Photo David HackelPhoto David HackelQuand il se révéla dans l’enceinte du zoo, début février 2007, environné d’une nuée de corneilles au moindre de ses coups d’ailes, on songea d’abord à un apatride errant. En l’examinant, en considérant sa beauté, sa force, son assurance, il fallut se rendre à l’évidence : c’était bel et bien le « roi de la nuit », accompagné de sa reine, qui était venu s’installer dans la héronnière du zoo de Mulhouse, en pleine zone urbaine !

L’arrivée inattendue du plus grand rapace nocturne d’Europe, considéré comme disparu en 1938 en Alsace, réintroduit dans le Jura alsacien en 1977, au statut encore fragile malgré plusieurs couples nicheurs dans les Vosges du Nord, ainsi qu’un début de présence dans les Hautes Vosges, suscite bien des questions. Quelles raisons invoquer pour cette installation spontanée d’un couple au zoo ?

Un couple de grands-ducs d’Europe est présenté dans une volière du zoo et les appels du mâle en volière ont pu constituer un signal sonore. Le 19 février, un véritable assaut a d’ailleurs été mené par le mâle sauvage sur cette volière et ses occupants, signe d’une forte territorialité. Parallèlement, l’utilisation d’aires d’autres espèces est mentionnée par la quasi-totalité des auteurs. Or le zoo de Mulhouse dispose de l’une des plus grandes héronnières d’Alsace.

• DONNÉES FOURNIES:
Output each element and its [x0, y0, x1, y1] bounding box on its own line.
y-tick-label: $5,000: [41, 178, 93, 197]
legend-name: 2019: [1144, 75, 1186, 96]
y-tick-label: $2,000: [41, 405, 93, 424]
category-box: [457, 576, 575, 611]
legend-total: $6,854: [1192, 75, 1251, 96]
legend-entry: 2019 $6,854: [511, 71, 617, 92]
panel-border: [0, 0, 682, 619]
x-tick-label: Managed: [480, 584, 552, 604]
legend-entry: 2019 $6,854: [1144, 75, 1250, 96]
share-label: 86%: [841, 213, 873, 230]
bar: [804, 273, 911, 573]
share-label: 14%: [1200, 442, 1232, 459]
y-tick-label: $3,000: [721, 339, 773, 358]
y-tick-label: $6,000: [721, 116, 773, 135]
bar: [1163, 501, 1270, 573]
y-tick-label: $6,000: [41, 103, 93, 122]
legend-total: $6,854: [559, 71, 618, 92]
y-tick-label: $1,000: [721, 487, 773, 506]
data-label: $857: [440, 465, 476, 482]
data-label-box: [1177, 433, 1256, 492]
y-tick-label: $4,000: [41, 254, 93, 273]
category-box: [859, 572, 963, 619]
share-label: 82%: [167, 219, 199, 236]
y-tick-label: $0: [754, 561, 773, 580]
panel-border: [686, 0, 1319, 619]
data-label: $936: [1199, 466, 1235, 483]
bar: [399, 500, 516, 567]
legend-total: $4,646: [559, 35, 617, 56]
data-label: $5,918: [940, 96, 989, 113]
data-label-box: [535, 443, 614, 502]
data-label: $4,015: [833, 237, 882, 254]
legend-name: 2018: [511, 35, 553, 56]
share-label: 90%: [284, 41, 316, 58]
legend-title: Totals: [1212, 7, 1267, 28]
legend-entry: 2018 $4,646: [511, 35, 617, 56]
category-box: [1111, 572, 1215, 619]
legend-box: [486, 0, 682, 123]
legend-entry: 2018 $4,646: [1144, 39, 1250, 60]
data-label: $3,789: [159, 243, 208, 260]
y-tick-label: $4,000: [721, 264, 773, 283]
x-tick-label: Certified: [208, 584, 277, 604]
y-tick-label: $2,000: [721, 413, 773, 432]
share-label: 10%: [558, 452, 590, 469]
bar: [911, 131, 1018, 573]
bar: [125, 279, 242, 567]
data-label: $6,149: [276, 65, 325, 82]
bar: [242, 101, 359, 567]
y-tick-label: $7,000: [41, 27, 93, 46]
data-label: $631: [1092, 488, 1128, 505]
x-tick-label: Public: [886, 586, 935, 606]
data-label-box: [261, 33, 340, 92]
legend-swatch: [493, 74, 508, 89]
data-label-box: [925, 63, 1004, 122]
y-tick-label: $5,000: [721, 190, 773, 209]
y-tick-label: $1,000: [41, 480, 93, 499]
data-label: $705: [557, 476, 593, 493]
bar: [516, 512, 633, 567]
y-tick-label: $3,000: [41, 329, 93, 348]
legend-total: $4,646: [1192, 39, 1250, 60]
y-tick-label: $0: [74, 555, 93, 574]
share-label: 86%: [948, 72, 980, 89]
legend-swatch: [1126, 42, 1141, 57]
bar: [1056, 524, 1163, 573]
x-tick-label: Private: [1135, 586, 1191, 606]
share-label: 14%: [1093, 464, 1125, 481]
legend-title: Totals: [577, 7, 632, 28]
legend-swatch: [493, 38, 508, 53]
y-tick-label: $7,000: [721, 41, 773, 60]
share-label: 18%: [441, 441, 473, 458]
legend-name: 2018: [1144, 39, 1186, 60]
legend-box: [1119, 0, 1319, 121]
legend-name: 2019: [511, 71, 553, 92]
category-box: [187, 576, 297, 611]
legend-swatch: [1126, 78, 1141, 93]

• TRAVAIL DEMANDÉ:
1. Résumez en deux phrases l’extrait sur le grand-duc au zoo de Mulhouse.
2. Restituez tel quel le passage de l’extrait qui va de « L’arrivée inattendue du » jusqu’à « couple au zoo ? » inclus.
3. Traduisez en anglais cette phrase de l’extrait : « Le 19 février, un véritable assaut a d’ailleurs été mené par le mâle sauvage sur cette volière et ses occupants, signe d’une forte territorialité. »

• RÉPONSES SUCCESSIVES:
1. Début février 2007, un couple de grands-ducs d’Europe, le plus grand rapace nocturne d’Europe, s’est installé dans la héronnière du zoo de Mulhouse, en pleine ville. Parmi les raisons possibles de cette arrivée, l’extrait cite les appels du mâle d’un couple présenté en volière au zoo et l’utilisation par ces oiseaux des aires d’autres espèces, car le zoo possède l’une des plus grandes héronnières d’Alsace.

2.
L’arrivée inattendue du plus grand rapace nocturne d’Europe, considéré comme disparu en 1938 en Alsace, réintroduit dans le Jura alsacien en 1977, au statut encore fragile malgré plusieurs couples nicheurs dans les Vosges du Nord, ainsi qu’un début de présence dans les Hautes Vosges, suscite bien des questions. Quelles raisons invoquer pour cette installation spontanée d’un couple au zoo ?

3. On February 19, moreover, the wild male launched a real attack on this aviary and its occupants, a sign of strong territoriality.